My players have found a number of spell books and scrolls during their adventures and the idea has been mooted to purchase a blank spellbook and copy useful spells from the disparate sources into the new, single spellbook to be used as a "group spellbook". I have the following questions:
1)How much would this cost and take per spell/spell leve? It doesn't seem to fall under the category of adding a spell to one's repertoire or replacing a spell, nor does it really seem to fall under scroll creation.
2)How much are spellbooks worth? Like, they defeat a wizard and take his spellbook, how much can they sell it for?
2a)How much are formulae worth?
3)Do spellbooks/formula count towards the overall vlaue of a wizard's library or purposes of researching spells/creating magic items?
One issue is that, per RAW, every wizard's connection to magic is unique and personal. Part of why it takes so long to add a spell to your repotiore based on one you find written down is translating it because that wizard uses the metric system, writes in a counter-clockwise cypher, and bases energy flows off of an astrological system that also has elementalism thrown in for some reason. You use the Imperial system, write vertically alternating direction every two lines, and believe that magic is derived from a combination of spirits, ley lines, and things people whisper at night.

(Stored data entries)

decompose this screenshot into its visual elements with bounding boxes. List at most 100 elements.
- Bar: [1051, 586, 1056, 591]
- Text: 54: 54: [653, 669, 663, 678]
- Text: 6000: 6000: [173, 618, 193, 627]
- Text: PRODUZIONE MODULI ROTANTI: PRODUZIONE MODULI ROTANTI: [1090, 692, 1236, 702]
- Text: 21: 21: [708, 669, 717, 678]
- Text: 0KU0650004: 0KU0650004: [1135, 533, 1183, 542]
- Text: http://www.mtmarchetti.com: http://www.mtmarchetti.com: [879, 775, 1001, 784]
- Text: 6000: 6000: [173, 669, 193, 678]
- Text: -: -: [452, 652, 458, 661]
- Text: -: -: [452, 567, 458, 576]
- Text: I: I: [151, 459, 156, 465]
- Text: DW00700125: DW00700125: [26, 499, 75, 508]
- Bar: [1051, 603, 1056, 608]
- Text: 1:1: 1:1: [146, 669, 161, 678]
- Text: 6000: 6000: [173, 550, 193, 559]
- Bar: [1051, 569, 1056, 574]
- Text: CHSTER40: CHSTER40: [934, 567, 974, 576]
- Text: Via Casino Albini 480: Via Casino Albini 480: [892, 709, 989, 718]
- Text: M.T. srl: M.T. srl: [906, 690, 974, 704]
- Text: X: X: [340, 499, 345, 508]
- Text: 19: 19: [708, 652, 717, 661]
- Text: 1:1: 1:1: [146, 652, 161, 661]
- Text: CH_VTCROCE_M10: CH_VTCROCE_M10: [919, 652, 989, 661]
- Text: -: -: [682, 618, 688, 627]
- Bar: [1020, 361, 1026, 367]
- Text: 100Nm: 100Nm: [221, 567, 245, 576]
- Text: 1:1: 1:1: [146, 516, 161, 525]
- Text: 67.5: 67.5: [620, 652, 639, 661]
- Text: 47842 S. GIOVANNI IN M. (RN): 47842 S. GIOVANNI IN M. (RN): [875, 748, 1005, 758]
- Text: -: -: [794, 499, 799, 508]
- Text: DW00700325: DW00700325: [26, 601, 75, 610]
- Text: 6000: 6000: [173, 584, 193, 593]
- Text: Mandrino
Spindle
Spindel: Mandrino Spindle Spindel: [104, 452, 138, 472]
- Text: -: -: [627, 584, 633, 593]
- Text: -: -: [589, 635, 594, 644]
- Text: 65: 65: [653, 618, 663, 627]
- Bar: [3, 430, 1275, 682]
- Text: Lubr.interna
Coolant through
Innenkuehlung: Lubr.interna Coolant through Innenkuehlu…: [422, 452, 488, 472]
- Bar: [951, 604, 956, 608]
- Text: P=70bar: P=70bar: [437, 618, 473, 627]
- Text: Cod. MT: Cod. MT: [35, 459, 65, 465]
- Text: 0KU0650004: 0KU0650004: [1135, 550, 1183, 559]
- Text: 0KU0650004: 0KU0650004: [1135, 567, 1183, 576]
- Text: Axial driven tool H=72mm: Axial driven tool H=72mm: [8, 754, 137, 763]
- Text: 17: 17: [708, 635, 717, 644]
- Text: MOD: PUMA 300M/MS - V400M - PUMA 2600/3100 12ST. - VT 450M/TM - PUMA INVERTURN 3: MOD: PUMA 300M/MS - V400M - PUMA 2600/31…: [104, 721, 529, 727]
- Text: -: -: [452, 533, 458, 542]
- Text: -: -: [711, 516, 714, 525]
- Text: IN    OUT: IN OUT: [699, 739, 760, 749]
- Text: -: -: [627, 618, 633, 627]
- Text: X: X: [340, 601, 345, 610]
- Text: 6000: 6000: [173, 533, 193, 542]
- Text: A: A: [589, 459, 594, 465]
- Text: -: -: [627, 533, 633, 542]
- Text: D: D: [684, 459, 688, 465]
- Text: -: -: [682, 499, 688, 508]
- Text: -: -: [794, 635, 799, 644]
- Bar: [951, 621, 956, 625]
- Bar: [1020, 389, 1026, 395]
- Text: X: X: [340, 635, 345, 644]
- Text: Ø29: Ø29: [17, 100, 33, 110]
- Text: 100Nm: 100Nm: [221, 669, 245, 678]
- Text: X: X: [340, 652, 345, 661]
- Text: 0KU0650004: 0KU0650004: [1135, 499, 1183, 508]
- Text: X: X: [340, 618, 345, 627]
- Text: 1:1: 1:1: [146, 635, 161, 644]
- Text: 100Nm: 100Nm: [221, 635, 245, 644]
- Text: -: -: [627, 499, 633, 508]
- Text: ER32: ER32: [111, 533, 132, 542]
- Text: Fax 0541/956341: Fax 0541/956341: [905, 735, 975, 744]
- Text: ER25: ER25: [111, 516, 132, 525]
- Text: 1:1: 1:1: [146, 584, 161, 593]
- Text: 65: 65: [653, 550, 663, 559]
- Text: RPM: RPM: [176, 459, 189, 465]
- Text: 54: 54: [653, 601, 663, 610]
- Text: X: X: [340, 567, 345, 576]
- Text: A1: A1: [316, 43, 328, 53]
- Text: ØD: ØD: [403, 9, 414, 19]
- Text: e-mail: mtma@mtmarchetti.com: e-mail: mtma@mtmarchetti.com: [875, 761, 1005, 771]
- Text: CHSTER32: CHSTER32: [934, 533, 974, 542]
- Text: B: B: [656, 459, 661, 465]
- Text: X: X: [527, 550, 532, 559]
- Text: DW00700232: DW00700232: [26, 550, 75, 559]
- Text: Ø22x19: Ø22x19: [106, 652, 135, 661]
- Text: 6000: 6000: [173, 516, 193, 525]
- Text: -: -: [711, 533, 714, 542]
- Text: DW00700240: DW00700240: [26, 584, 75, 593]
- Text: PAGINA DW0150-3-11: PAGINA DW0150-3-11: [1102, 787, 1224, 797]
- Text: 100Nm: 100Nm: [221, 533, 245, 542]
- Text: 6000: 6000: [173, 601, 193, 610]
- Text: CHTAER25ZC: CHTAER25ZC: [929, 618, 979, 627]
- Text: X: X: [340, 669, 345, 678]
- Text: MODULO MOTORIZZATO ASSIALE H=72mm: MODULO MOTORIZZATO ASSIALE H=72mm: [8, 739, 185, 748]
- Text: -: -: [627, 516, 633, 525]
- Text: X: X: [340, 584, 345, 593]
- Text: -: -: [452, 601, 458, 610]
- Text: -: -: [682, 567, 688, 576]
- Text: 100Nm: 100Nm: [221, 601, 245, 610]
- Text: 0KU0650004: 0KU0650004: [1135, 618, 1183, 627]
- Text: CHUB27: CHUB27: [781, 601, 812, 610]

#### What is expected:
Resume the post about copying spells into a shared group spellbook, picking up right after its final sentence. You can disregard the items entirely.

#### Response:
I believe Susan's interpretation is correct, and I would likely make a similar ruling in any campaign of my own. Magic in ACKs is very specifically not technology. There's a lot of idiosyncracies that keep mages from collaborating with each other in large numbers, in addition to mistrust. I remember reading something from Alex about how in his campaigns, most mages won't even agree to exchange spells unless both are already capable of casting charm person on each other for mutually assured trust.
While that makes sense for campaigns that operate in that manner (which ours may or may not -- I'm in thirdkingdom's game, btw), there's still got to be an economic mechanism for the cost of blank spellbooks, sellable price of found spellbooks, and associated costs of the formulae used in the creation of magic items.
With regards to the "shared" spellbook, I'd imagine it's possible for one mage to be the primary scribe within the spellbook (it's essentially theirs) and for other mages to have permission to copy from it, if magic is not held so tightly by this group compared to other mages or groups in other campaigns.
For what it's worth, I'd price the spells in the spellbook the same as spells in a scroll, as a found spellbook is essentially just a sturdier scroll of spells. That pricing isn't clear, either, so I've eyeballed it based on the costs of hiring a cast spell from a caster (though that should be multipled by some factor, IMO, since a spell on a scroll can be added to one's spellbook/repertoire and cast a much greater number of times than a hired spell casting).
I've posted in our OOC thread, but what I'm doing is this:
*A spellbook has a value equal to the number of common spells contained within x500 gp/level.
*Rare spells (i.e. those not found within Core or PC) are worth 1500 gp/level.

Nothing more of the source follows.